Required task: Copy each line below that includes "oocistos".

Material provided:

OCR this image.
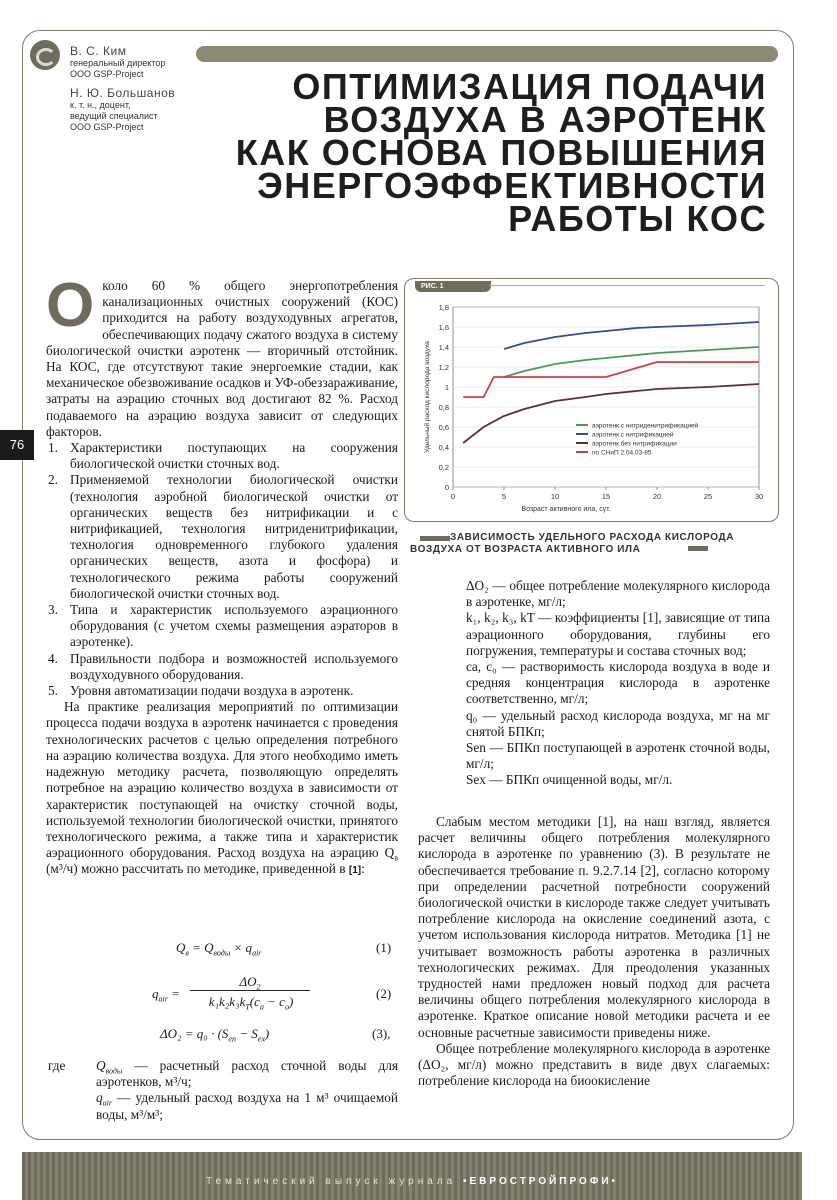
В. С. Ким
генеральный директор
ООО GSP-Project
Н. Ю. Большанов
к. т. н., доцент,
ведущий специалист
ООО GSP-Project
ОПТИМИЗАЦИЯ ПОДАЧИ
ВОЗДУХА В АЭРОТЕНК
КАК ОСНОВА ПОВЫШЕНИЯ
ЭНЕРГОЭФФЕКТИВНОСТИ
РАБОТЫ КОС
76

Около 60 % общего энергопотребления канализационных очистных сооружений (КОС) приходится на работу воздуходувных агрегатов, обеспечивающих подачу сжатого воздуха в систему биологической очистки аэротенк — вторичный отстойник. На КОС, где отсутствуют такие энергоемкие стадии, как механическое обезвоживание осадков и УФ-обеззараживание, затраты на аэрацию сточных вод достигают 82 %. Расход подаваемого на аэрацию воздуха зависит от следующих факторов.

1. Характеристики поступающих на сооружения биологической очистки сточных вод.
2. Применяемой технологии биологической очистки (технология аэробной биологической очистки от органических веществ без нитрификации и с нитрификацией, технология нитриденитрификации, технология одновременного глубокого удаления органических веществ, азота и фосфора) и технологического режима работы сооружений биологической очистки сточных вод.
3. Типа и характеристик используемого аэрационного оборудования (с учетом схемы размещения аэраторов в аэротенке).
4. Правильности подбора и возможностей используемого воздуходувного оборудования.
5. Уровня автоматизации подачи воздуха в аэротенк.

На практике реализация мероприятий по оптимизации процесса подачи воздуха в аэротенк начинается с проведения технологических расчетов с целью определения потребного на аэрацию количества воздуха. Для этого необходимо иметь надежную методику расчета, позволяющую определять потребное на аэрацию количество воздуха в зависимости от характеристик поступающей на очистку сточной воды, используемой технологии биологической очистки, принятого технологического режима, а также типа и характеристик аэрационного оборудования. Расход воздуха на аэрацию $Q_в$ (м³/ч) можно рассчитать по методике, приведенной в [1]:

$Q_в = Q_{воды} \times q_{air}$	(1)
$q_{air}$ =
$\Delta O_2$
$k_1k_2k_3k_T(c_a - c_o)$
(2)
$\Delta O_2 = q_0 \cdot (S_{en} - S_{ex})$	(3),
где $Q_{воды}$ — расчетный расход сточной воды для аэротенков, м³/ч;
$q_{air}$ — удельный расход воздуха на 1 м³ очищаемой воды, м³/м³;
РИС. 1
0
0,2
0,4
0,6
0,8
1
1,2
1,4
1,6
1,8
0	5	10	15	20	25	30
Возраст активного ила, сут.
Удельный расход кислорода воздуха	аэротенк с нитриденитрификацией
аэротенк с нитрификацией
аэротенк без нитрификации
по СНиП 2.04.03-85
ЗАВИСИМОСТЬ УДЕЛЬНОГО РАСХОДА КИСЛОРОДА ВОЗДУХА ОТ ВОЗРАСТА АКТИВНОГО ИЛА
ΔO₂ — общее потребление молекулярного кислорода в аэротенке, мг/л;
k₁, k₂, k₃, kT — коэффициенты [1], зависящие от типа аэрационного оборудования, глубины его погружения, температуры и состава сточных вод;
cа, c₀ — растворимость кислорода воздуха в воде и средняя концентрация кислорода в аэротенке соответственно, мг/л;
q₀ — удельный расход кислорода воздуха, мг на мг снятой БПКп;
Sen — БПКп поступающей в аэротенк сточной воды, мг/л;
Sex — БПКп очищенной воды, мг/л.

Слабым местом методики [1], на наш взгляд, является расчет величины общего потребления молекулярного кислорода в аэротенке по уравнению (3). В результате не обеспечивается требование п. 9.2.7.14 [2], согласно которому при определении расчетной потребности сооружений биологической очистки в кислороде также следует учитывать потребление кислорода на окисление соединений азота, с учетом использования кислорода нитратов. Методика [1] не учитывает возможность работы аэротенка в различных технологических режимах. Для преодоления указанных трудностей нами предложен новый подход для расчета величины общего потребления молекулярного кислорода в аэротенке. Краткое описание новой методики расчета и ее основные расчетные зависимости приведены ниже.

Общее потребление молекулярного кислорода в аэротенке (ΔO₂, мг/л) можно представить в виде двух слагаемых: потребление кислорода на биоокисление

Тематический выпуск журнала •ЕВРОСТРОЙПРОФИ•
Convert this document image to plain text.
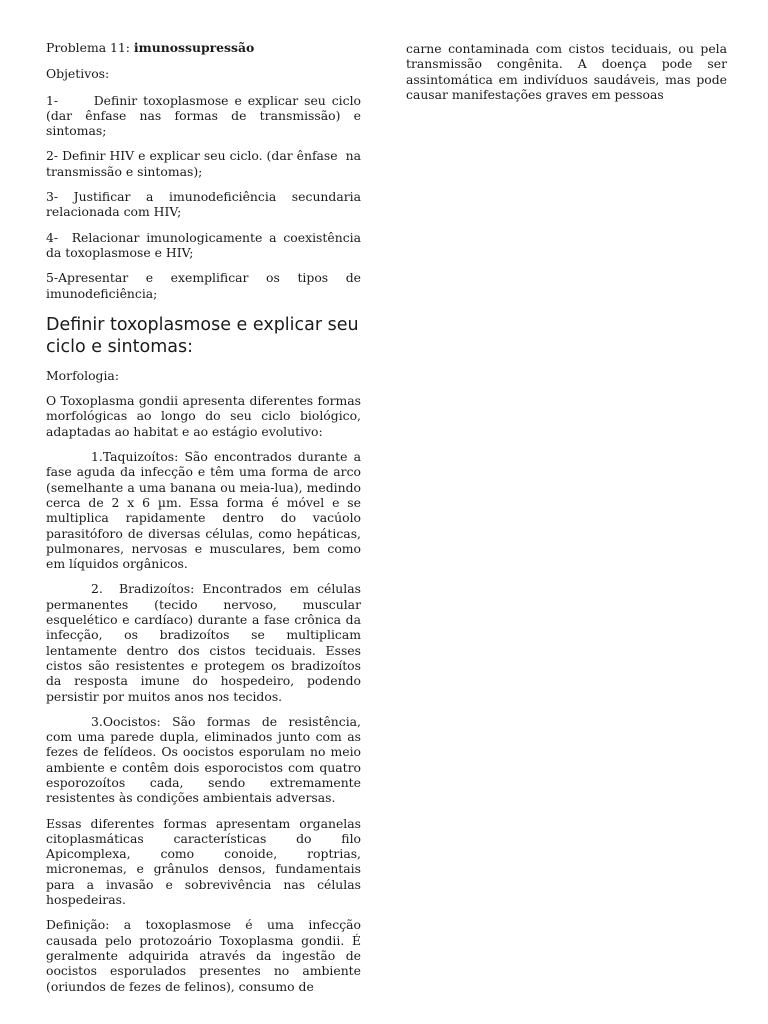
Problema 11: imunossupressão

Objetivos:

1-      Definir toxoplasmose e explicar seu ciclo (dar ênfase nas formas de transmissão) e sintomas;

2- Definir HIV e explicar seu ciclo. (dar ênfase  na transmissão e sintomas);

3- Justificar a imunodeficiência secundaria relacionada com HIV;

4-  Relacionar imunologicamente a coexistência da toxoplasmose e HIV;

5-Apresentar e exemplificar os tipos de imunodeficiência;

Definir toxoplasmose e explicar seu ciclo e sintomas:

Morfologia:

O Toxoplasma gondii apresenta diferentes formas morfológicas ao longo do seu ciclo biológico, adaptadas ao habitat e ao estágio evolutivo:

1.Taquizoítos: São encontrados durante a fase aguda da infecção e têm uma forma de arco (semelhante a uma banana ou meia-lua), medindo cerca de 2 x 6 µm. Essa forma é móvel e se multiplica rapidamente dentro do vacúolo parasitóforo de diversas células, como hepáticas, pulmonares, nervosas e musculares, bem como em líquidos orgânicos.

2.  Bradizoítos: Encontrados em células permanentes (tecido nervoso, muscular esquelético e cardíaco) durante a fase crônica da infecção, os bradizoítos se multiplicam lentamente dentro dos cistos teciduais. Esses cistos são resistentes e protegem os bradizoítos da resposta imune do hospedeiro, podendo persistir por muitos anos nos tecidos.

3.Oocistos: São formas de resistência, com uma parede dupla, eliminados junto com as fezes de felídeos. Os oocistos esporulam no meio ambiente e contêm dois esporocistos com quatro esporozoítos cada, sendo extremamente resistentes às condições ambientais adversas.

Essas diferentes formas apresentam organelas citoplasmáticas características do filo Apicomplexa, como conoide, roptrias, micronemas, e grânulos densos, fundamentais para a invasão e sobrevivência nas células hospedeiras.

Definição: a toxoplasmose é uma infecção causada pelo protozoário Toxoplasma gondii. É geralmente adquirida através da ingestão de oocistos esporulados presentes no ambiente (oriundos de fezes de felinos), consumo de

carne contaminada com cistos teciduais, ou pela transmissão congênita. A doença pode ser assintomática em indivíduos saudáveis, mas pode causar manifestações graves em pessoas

Output for this exercise:
3.Oocistos: São formas de resistência, com uma parede dupla, eliminados junto com as fezes de felídeos. Os oocistos esporulam no meio ambiente e contêm dois esporocistos com quatro esporozoítos cada, sendo extremamente resistentes às condições ambientais adversas.
Definição: a toxoplasmose é uma infecção causada pelo protozoário Toxoplasma gondii. É geralmente adquirida através da ingestão de oocistos esporulados presentes no ambiente (oriundos de fezes de felinos), consumo de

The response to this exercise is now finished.